## WHAT IS BEING ASKED
Copy all lines below exactly as written. Leave pictures out.

## GIVEN ENTRIES
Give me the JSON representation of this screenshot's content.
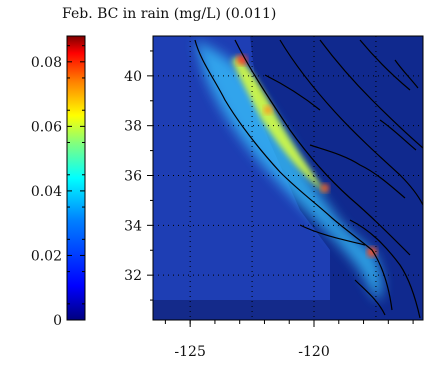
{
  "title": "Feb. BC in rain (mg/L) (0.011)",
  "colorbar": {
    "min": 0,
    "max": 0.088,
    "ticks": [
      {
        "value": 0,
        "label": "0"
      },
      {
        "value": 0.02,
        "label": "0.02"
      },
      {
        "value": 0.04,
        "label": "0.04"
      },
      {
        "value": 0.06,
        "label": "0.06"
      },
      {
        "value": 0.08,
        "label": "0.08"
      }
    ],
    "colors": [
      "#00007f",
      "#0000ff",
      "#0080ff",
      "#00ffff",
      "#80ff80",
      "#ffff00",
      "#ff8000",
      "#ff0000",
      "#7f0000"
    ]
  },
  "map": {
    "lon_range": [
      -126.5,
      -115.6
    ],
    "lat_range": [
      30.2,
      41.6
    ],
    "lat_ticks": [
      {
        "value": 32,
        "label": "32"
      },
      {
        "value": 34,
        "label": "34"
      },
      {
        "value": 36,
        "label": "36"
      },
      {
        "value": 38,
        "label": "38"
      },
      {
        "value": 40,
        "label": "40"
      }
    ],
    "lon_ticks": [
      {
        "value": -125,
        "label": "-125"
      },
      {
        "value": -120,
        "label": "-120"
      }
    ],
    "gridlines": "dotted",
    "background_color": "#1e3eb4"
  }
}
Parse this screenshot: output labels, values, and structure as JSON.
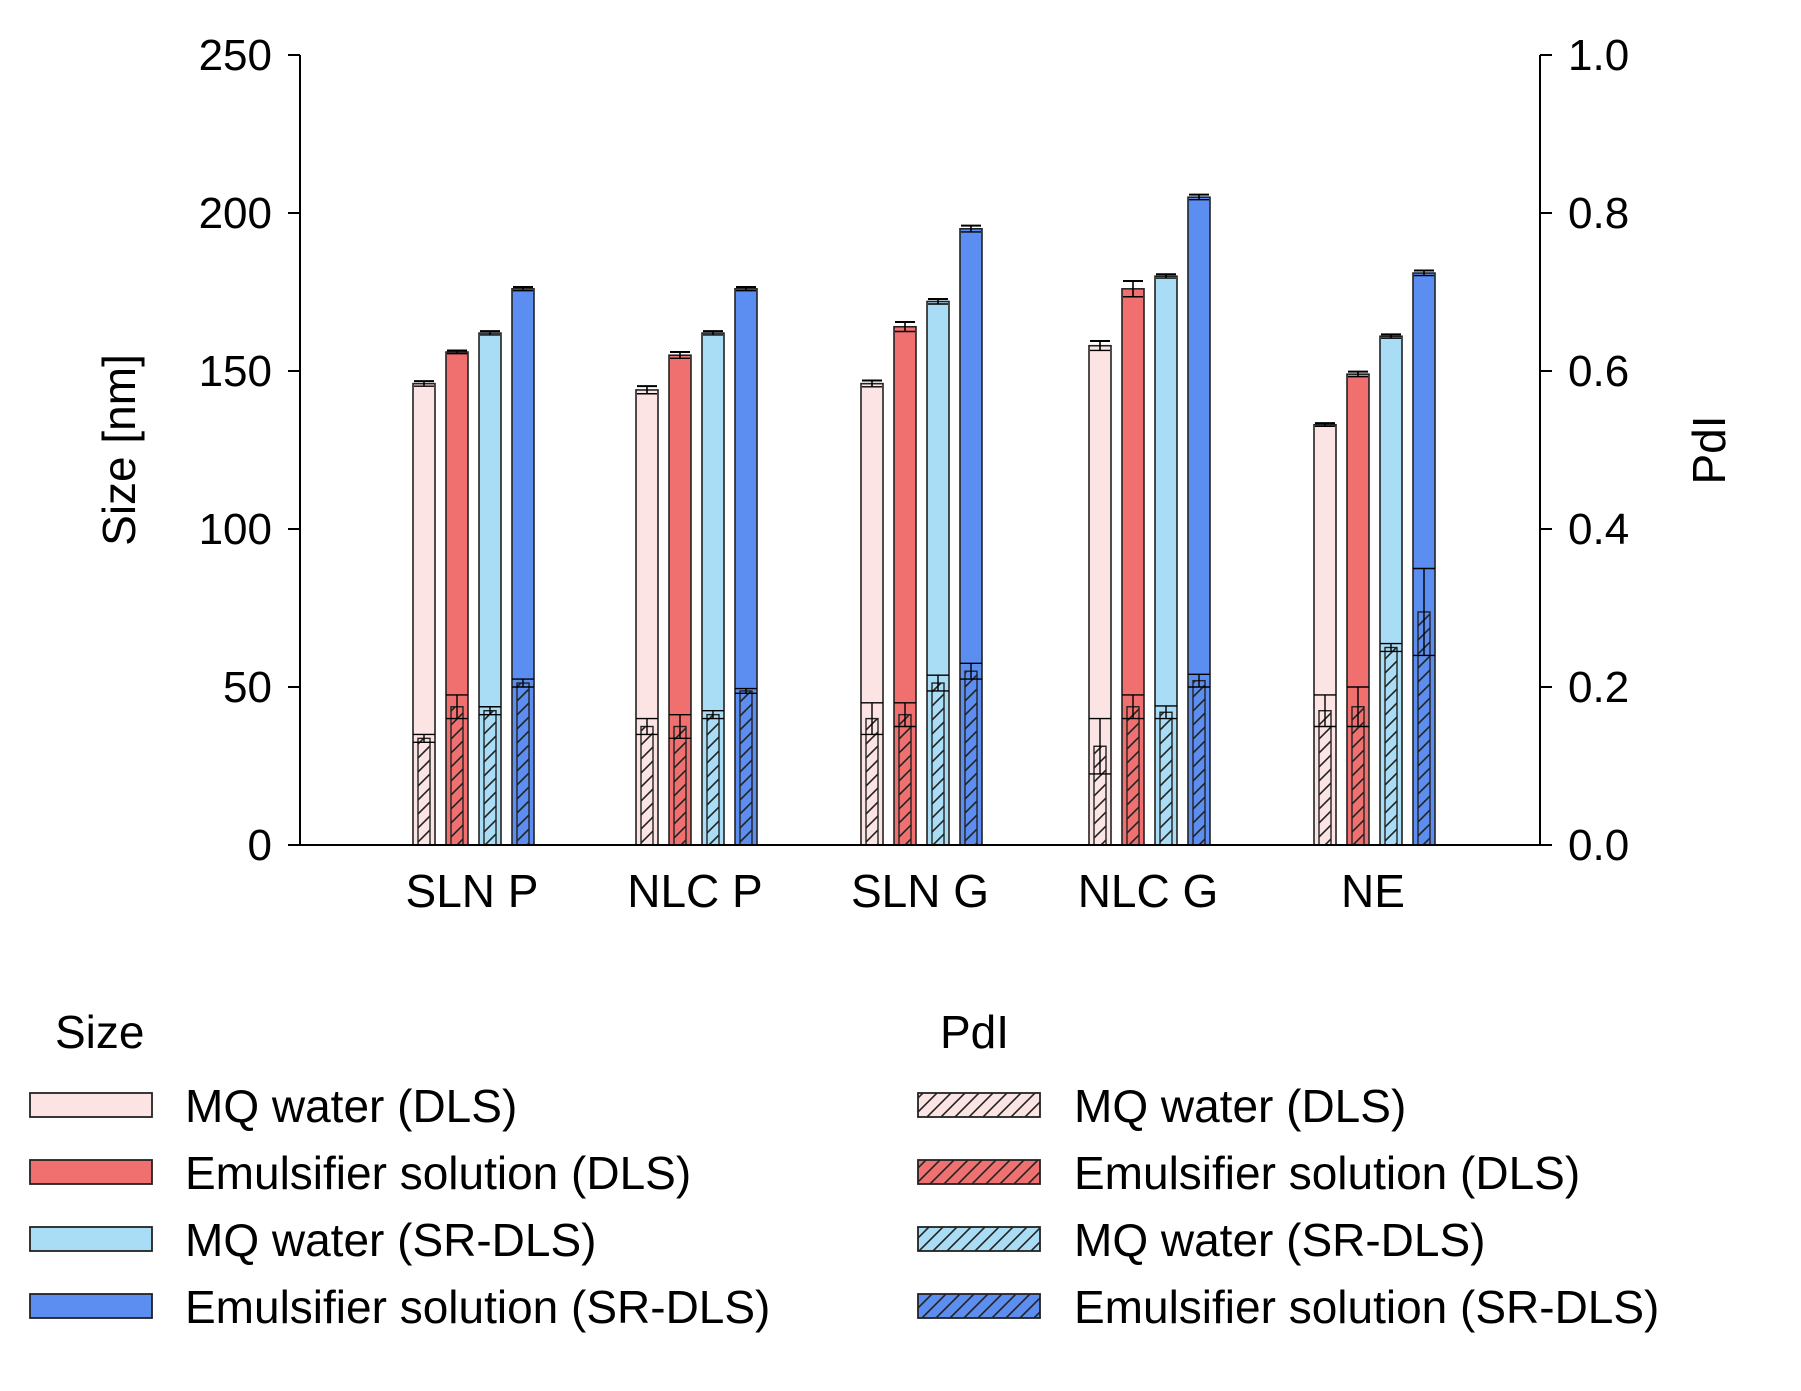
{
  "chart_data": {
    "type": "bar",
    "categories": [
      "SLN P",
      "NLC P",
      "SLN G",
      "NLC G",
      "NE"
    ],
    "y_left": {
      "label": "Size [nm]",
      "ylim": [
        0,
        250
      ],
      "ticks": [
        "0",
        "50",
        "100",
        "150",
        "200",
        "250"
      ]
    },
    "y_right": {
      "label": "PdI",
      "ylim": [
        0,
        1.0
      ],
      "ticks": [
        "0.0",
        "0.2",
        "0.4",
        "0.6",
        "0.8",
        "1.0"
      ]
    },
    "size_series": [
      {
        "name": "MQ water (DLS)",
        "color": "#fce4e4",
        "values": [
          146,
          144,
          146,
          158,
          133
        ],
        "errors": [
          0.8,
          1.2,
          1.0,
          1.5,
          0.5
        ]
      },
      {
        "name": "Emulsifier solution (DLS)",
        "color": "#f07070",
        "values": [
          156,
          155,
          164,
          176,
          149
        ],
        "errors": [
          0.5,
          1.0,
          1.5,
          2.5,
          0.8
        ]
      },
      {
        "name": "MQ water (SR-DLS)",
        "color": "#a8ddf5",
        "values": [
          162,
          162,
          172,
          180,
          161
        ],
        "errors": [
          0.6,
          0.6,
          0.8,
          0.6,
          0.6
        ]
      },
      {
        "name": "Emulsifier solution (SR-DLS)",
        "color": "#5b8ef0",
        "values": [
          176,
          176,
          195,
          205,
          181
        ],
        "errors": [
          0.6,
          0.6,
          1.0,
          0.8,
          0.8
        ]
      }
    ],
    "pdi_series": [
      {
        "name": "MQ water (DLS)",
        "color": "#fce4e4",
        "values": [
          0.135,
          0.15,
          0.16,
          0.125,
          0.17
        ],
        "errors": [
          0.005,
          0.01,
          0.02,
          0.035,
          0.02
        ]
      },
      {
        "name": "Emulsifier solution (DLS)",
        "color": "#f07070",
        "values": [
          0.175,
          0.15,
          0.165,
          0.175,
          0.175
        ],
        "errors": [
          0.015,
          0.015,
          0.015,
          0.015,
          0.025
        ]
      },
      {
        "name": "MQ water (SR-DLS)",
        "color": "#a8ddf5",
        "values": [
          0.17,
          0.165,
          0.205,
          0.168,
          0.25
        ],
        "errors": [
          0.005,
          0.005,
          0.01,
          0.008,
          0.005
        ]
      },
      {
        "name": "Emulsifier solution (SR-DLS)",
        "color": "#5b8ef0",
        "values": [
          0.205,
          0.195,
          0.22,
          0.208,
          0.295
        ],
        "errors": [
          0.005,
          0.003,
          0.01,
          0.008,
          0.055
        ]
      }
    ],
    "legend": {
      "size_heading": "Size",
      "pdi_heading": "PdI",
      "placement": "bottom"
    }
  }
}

## EXPECTED OUTPUT
Give me the JSON representation of this screenshot's content.
{
  "title": "Feb. BC in rain (mg/L) (0.011)",
  "colorbar": {
    "min": 0,
    "max": 0.088,
    "ticks": [
      {
        "value": 0,
        "label": "0"
      },
      {
        "value": 0.02,
        "label": "0.02"
      },
      {
        "value": 0.04,
        "label": "0.04"
      },
      {
        "value": 0.06,
        "label": "0.06"
      },
      {
        "value": 0.08,
        "label": "0.08"
      }
    ],
    "colors": [
      "#00007f",
      "#0000ff",
      "#0080ff",
      "#00ffff",
      "#80ff80",
      "#ffff00",
      "#ff8000",
      "#ff0000",
      "#7f0000"
    ]
  },
  "map": {
    "lon_range": [
      -126.5,
      -115.6
    ],
    "lat_range": [
      30.2,
      41.6
    ],
    "lat_ticks": [
      {
        "value": 32,
        "label": "32"
      },
      {
        "value": 34,
        "label": "34"
      },
      {
        "value": 36,
        "label": "36"
      },
      {
        "value": 38,
        "label": "38"
      },
      {
        "value": 40,
        "label": "40"
      }
    ],
    "lon_ticks": [
      {
        "value": -125,
        "label": "-125"
      },
      {
        "value": -120,
        "label": "-120"
      }
    ],
    "gridlines": "dotted",
    "background_color": "#1e3eb4"
  }
}
Parse this screenshot: output labels, values, and structure as JSON.
{
  "chart_data": {
    "type": "bar",
    "categories": [
      "SLN P",
      "NLC P",
      "SLN G",
      "NLC G",
      "NE"
    ],
    "y_left": {
      "label": "Size [nm]",
      "ylim": [
        0,
        250
      ],
      "ticks": [
        "0",
        "50",
        "100",
        "150",
        "200",
        "250"
      ]
    },
    "y_right": {
      "label": "PdI",
      "ylim": [
        0,
        1.0
      ],
      "ticks": [
        "0.0",
        "0.2",
        "0.4",
        "0.6",
        "0.8",
        "1.0"
      ]
    },
    "size_series": [
      {
        "name": "MQ water (DLS)",
        "color": "#fce4e4",
        "values": [
          146,
          144,
          146,
          158,
          133
        ],
        "errors": [
          0.8,
          1.2,
          1.0,
          1.5,
          0.5
        ]
      },
      {
        "name": "Emulsifier solution (DLS)",
        "color": "#f07070",
        "values": [
          156,
          155,
          164,
          176,
          149
        ],
        "errors": [
          0.5,
          1.0,
          1.5,
          2.5,
          0.8
        ]
      },
      {
        "name": "MQ water (SR-DLS)",
        "color": "#a8ddf5",
        "values": [
          162,
          162,
          172,
          180,
          161
        ],
        "errors": [
          0.6,
          0.6,
          0.8,
          0.6,
          0.6
        ]
      },
      {
        "name": "Emulsifier solution (SR-DLS)",
        "color": "#5b8ef0",
        "values": [
          176,
          176,
          195,
          205,
          181
        ],
        "errors": [
          0.6,
          0.6,
          1.0,
          0.8,
          0.8
        ]
      }
    ],
    "pdi_series": [
      {
        "name": "MQ water (DLS)",
        "color": "#fce4e4",
        "values": [
          0.135,
          0.15,
          0.16,
          0.125,
          0.17
        ],
        "errors": [
          0.005,
          0.01,
          0.02,
          0.035,
          0.02
        ]
      },
      {
        "name": "Emulsifier solution (DLS)",
        "color": "#f07070",
        "values": [
          0.175,
          0.15,
          0.165,
          0.175,
          0.175
        ],
        "errors": [
          0.015,
          0.015,
          0.015,
          0.015,
          0.025
        ]
      },
      {
        "name": "MQ water (SR-DLS)",
        "color": "#a8ddf5",
        "values": [
          0.17,
          0.165,
          0.205,
          0.168,
          0.25
        ],
        "errors": [
          0.005,
          0.005,
          0.01,
          0.008,
          0.005
        ]
      },
      {
        "name": "Emulsifier solution (SR-DLS)",
        "color": "#5b8ef0",
        "values": [
          0.205,
          0.195,
          0.22,
          0.208,
          0.295
        ],
        "errors": [
          0.005,
          0.003,
          0.01,
          0.008,
          0.055
        ]
      }
    ],
    "legend": {
      "size_heading": "Size",
      "pdi_heading": "PdI",
      "placement": "bottom"
    }
  }
}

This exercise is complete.